▶ _The request_
Give every line of the data again, unchanged, but with no pictures.
⁂
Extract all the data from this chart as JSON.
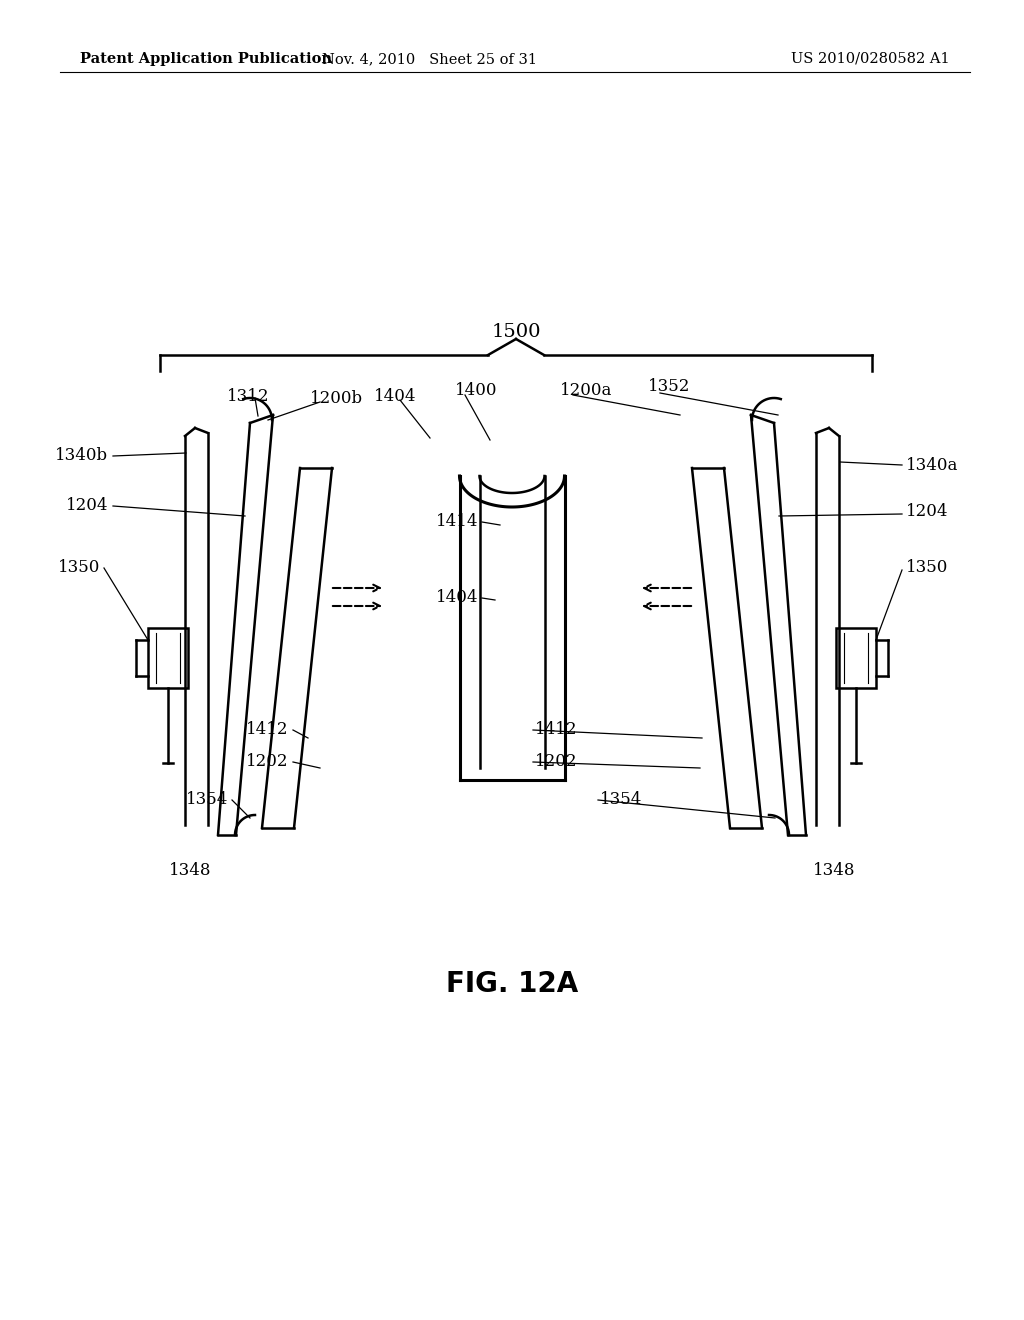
{
  "bg_color": "#ffffff",
  "header_left": "Patent Application Publication",
  "header_mid": "Nov. 4, 2010   Sheet 25 of 31",
  "header_right": "US 2010/0280582 A1",
  "fig_label": "FIG. 12A",
  "label_1500": "1500",
  "label_1312": "1312",
  "label_1200b": "1200b",
  "label_1404a": "1404",
  "label_1400": "1400",
  "label_1200a": "1200a",
  "label_1352": "1352",
  "label_1340b": "1340b",
  "label_1204_l": "1204",
  "label_1414": "1414",
  "label_1340a": "1340a",
  "label_1204_r": "1204",
  "label_1350_l": "1350",
  "label_1404b": "1404",
  "label_1350_r": "1350",
  "label_1412_l": "1412",
  "label_1412_r": "1412",
  "label_1202_l": "1202",
  "label_1202_r": "1202",
  "label_1354_l": "1354",
  "label_1354_r": "1354",
  "label_1348_l": "1348",
  "label_1348_r": "1348"
}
⁂
▶ _Problem solution_
Extract all the data from this chart as JSON.
{
  "bg_color": "#ffffff",
  "header_left": "Patent Application Publication",
  "header_mid": "Nov. 4, 2010   Sheet 25 of 31",
  "header_right": "US 2010/0280582 A1",
  "fig_label": "FIG. 12A",
  "label_1500": "1500",
  "label_1312": "1312",
  "label_1200b": "1200b",
  "label_1404a": "1404",
  "label_1400": "1400",
  "label_1200a": "1200a",
  "label_1352": "1352",
  "label_1340b": "1340b",
  "label_1204_l": "1204",
  "label_1414": "1414",
  "label_1340a": "1340a",
  "label_1204_r": "1204",
  "label_1350_l": "1350",
  "label_1404b": "1404",
  "label_1350_r": "1350",
  "label_1412_l": "1412",
  "label_1412_r": "1412",
  "label_1202_l": "1202",
  "label_1202_r": "1202",
  "label_1354_l": "1354",
  "label_1354_r": "1354",
  "label_1348_l": "1348",
  "label_1348_r": "1348"
}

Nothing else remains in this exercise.